__Aim of the task__
Transcribe the data that follows precisely, omitting nothing.

— begin Data for this exercise —

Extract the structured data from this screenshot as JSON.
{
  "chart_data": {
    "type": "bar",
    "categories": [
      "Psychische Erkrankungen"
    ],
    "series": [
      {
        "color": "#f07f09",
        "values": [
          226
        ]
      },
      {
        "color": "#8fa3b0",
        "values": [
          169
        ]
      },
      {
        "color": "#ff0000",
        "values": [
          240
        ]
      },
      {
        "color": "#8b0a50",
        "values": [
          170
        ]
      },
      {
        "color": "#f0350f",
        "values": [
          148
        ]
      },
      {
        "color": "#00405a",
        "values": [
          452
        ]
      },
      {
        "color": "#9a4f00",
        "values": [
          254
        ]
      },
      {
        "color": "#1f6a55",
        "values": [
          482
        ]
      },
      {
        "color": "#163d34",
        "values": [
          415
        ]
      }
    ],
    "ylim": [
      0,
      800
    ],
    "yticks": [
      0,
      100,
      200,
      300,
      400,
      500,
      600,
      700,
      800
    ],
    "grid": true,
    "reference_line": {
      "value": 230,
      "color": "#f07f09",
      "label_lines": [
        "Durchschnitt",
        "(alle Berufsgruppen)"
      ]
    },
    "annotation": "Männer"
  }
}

— end Data for this exercise —

__Full response__
Extract the structured data from this screenshot as JSON.
{
  "chart_data": {
    "type": "bar",
    "categories": [
      "Psychische Erkrankungen"
    ],
    "series": [
      {
        "color": "#f07f09",
        "values": [
          226
        ]
      },
      {
        "color": "#8fa3b0",
        "values": [
          169
        ]
      },
      {
        "color": "#ff0000",
        "values": [
          240
        ]
      },
      {
        "color": "#8b0a50",
        "values": [
          170
        ]
      },
      {
        "color": "#f0350f",
        "values": [
          148
        ]
      },
      {
        "color": "#00405a",
        "values": [
          452
        ]
      },
      {
        "color": "#9a4f00",
        "values": [
          254
        ]
      },
      {
        "color": "#1f6a55",
        "values": [
          482
        ]
      },
      {
        "color": "#163d34",
        "values": [
          415
        ]
      }
    ],
    "ylim": [
      0,
      800
    ],
    "yticks": [
      0,
      100,
      200,
      300,
      400,
      500,
      600,
      700,
      800
    ],
    "grid": true,
    "reference_line": {
      "value": 230,
      "color": "#f07f09",
      "label_lines": [
        "Durchschnitt",
        "(alle Berufsgruppen)"
      ]
    },
    "annotation": "Männer"
  }
}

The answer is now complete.